* DIRECTION:
All of the material below is to be retyped exactly.

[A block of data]
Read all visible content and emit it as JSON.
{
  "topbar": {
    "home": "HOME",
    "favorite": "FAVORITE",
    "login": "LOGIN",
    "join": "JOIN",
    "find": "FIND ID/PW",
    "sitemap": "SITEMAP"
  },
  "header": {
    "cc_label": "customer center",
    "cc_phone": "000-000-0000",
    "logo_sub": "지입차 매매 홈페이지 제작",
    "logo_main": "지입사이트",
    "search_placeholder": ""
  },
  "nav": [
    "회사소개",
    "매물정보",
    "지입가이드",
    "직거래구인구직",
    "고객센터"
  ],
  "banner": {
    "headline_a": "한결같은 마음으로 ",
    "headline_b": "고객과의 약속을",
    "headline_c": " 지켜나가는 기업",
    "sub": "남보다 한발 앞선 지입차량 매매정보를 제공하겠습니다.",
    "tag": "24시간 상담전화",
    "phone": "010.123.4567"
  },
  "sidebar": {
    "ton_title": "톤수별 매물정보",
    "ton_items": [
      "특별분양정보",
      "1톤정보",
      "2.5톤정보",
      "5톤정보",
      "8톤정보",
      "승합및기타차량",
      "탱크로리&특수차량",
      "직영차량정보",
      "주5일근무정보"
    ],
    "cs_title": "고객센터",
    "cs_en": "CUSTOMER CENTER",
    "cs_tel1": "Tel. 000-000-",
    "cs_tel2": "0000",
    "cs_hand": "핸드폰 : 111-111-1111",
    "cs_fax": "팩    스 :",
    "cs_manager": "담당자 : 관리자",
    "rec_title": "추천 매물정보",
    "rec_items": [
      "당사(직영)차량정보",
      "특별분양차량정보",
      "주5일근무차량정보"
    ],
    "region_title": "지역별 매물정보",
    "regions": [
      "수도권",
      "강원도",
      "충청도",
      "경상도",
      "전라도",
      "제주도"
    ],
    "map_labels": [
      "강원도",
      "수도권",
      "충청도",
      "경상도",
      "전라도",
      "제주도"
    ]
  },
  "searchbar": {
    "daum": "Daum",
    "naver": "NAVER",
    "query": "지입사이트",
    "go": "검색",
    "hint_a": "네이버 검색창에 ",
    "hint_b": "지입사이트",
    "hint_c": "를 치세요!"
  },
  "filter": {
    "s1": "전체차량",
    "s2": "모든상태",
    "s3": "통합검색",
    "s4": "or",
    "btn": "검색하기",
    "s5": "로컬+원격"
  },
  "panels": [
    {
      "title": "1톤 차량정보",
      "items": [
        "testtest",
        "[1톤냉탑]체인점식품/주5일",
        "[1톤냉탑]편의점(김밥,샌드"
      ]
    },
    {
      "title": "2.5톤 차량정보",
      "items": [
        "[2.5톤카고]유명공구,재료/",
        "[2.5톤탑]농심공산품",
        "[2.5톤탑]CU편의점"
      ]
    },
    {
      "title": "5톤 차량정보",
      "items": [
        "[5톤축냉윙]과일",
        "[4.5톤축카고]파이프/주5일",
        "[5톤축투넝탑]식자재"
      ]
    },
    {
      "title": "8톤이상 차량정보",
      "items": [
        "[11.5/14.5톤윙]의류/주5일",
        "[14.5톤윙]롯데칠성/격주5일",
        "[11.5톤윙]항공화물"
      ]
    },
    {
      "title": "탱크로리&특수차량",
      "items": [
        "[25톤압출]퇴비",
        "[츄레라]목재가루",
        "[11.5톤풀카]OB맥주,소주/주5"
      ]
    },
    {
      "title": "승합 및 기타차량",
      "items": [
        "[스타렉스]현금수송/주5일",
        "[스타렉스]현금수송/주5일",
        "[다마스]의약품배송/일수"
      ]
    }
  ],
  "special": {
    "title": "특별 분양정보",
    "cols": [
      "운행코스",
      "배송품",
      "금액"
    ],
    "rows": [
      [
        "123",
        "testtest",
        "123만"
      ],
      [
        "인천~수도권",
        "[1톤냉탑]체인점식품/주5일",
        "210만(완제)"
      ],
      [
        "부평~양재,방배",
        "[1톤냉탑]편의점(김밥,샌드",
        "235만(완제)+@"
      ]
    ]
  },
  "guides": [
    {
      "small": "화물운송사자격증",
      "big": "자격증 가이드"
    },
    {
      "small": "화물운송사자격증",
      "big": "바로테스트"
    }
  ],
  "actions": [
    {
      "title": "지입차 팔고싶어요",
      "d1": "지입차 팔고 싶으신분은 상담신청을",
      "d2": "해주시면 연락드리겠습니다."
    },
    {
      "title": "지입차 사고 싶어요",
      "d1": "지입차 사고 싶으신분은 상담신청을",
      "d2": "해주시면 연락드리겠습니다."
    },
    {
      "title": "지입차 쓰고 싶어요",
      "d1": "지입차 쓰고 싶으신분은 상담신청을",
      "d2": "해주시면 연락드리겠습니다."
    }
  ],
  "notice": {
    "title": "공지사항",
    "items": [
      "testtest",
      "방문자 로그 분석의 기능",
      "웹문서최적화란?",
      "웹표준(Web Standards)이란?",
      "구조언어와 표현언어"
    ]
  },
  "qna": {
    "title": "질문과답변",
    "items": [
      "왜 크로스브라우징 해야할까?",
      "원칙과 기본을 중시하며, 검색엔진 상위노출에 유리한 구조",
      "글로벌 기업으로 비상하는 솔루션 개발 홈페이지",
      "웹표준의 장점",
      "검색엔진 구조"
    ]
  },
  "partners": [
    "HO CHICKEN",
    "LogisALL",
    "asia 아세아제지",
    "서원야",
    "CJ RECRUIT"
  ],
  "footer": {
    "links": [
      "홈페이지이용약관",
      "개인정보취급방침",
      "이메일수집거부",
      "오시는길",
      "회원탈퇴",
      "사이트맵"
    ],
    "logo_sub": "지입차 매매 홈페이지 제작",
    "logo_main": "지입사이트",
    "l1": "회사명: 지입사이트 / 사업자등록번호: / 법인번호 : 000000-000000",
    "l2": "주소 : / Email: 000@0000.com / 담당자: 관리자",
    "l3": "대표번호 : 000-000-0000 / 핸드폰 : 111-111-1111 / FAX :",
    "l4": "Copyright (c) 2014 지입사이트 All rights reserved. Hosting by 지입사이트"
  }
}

* ANSWER TO THE EXERCISE:
Read all visible content and emit it as JSON.
{
  "topbar": {
    "home": "HOME",
    "favorite": "FAVORITE",
    "login": "LOGIN",
    "join": "JOIN",
    "find": "FIND ID/PW",
    "sitemap": "SITEMAP"
  },
  "header": {
    "cc_label": "customer center",
    "cc_phone": "000-000-0000",
    "logo_sub": "지입차 매매 홈페이지 제작",
    "logo_main": "지입사이트",
    "search_placeholder": ""
  },
  "nav": [
    "회사소개",
    "매물정보",
    "지입가이드",
    "직거래구인구직",
    "고객센터"
  ],
  "banner": {
    "headline_a": "한결같은 마음으로 ",
    "headline_b": "고객과의 약속을",
    "headline_c": " 지켜나가는 기업",
    "sub": "남보다 한발 앞선 지입차량 매매정보를 제공하겠습니다.",
    "tag": "24시간 상담전화",
    "phone": "010.123.4567"
  },
  "sidebar": {
    "ton_title": "톤수별 매물정보",
    "ton_items": [
      "특별분양정보",
      "1톤정보",
      "2.5톤정보",
      "5톤정보",
      "8톤정보",
      "승합및기타차량",
      "탱크로리&특수차량",
      "직영차량정보",
      "주5일근무정보"
    ],
    "cs_title": "고객센터",
    "cs_en": "CUSTOMER CENTER",
    "cs_tel1": "Tel. 000-000-",
    "cs_tel2": "0000",
    "cs_hand": "핸드폰 : 111-111-1111",
    "cs_fax": "팩    스 :",
    "cs_manager": "담당자 : 관리자",
    "rec_title": "추천 매물정보",
    "rec_items": [
      "당사(직영)차량정보",
      "특별분양차량정보",
      "주5일근무차량정보"
    ],
    "region_title": "지역별 매물정보",
    "regions": [
      "수도권",
      "강원도",
      "충청도",
      "경상도",
      "전라도",
      "제주도"
    ],
    "map_labels": [
      "강원도",
      "수도권",
      "충청도",
      "경상도",
      "전라도",
      "제주도"
    ]
  },
  "searchbar": {
    "daum": "Daum",
    "naver": "NAVER",
    "query": "지입사이트",
    "go": "검색",
    "hint_a": "네이버 검색창에 ",
    "hint_b": "지입사이트",
    "hint_c": "를 치세요!"
  },
  "filter": {
    "s1": "전체차량",
    "s2": "모든상태",
    "s3": "통합검색",
    "s4": "or",
    "btn": "검색하기",
    "s5": "로컬+원격"
  },
  "panels": [
    {
      "title": "1톤 차량정보",
      "items": [
        "testtest",
        "[1톤냉탑]체인점식품/주5일",
        "[1톤냉탑]편의점(김밥,샌드"
      ]
    },
    {
      "title": "2.5톤 차량정보",
      "items": [
        "[2.5톤카고]유명공구,재료/",
        "[2.5톤탑]농심공산품",
        "[2.5톤탑]CU편의점"
      ]
    },
    {
      "title": "5톤 차량정보",
      "items": [
        "[5톤축냉윙]과일",
        "[4.5톤축카고]파이프/주5일",
        "[5톤축투넝탑]식자재"
      ]
    },
    {
      "title": "8톤이상 차량정보",
      "items": [
        "[11.5/14.5톤윙]의류/주5일",
        "[14.5톤윙]롯데칠성/격주5일",
        "[11.5톤윙]항공화물"
      ]
    },
    {
      "title": "탱크로리&특수차량",
      "items": [
        "[25톤압출]퇴비",
        "[츄레라]목재가루",
        "[11.5톤풀카]OB맥주,소주/주5"
      ]
    },
    {
      "title": "승합 및 기타차량",
      "items": [
        "[스타렉스]현금수송/주5일",
        "[스타렉스]현금수송/주5일",
        "[다마스]의약품배송/일수"
      ]
    }
  ],
  "special": {
    "title": "특별 분양정보",
    "cols": [
      "운행코스",
      "배송품",
      "금액"
    ],
    "rows": [
      [
        "123",
        "testtest",
        "123만"
      ],
      [
        "인천~수도권",
        "[1톤냉탑]체인점식품/주5일",
        "210만(완제)"
      ],
      [
        "부평~양재,방배",
        "[1톤냉탑]편의점(김밥,샌드",
        "235만(완제)+@"
      ]
    ]
  },
  "guides": [
    {
      "small": "화물운송사자격증",
      "big": "자격증 가이드"
    },
    {
      "small": "화물운송사자격증",
      "big": "바로테스트"
    }
  ],
  "actions": [
    {
      "title": "지입차 팔고싶어요",
      "d1": "지입차 팔고 싶으신분은 상담신청을",
      "d2": "해주시면 연락드리겠습니다."
    },
    {
      "title": "지입차 사고 싶어요",
      "d1": "지입차 사고 싶으신분은 상담신청을",
      "d2": "해주시면 연락드리겠습니다."
    },
    {
      "title": "지입차 쓰고 싶어요",
      "d1": "지입차 쓰고 싶으신분은 상담신청을",
      "d2": "해주시면 연락드리겠습니다."
    }
  ],
  "notice": {
    "title": "공지사항",
    "items": [
      "testtest",
      "방문자 로그 분석의 기능",
      "웹문서최적화란?",
      "웹표준(Web Standards)이란?",
      "구조언어와 표현언어"
    ]
  },
  "qna": {
    "title": "질문과답변",
    "items": [
      "왜 크로스브라우징 해야할까?",
      "원칙과 기본을 중시하며, 검색엔진 상위노출에 유리한 구조",
      "글로벌 기업으로 비상하는 솔루션 개발 홈페이지",
      "웹표준의 장점",
      "검색엔진 구조"
    ]
  },
  "partners": [
    "HO CHICKEN",
    "LogisALL",
    "asia 아세아제지",
    "서원야",
    "CJ RECRUIT"
  ],
  "footer": {
    "links": [
      "홈페이지이용약관",
      "개인정보취급방침",
      "이메일수집거부",
      "오시는길",
      "회원탈퇴",
      "사이트맵"
    ],
    "logo_sub": "지입차 매매 홈페이지 제작",
    "logo_main": "지입사이트",
    "l1": "회사명: 지입사이트 / 사업자등록번호: / 법인번호 : 000000-000000",
    "l2": "주소 : / Email: 000@0000.com / 담당자: 관리자",
    "l3": "대표번호 : 000-000-0000 / 핸드폰 : 111-111-1111 / FAX :",
    "l4": "Copyright (c) 2014 지입사이트 All rights reserved. Hosting by 지입사이트"
  }
}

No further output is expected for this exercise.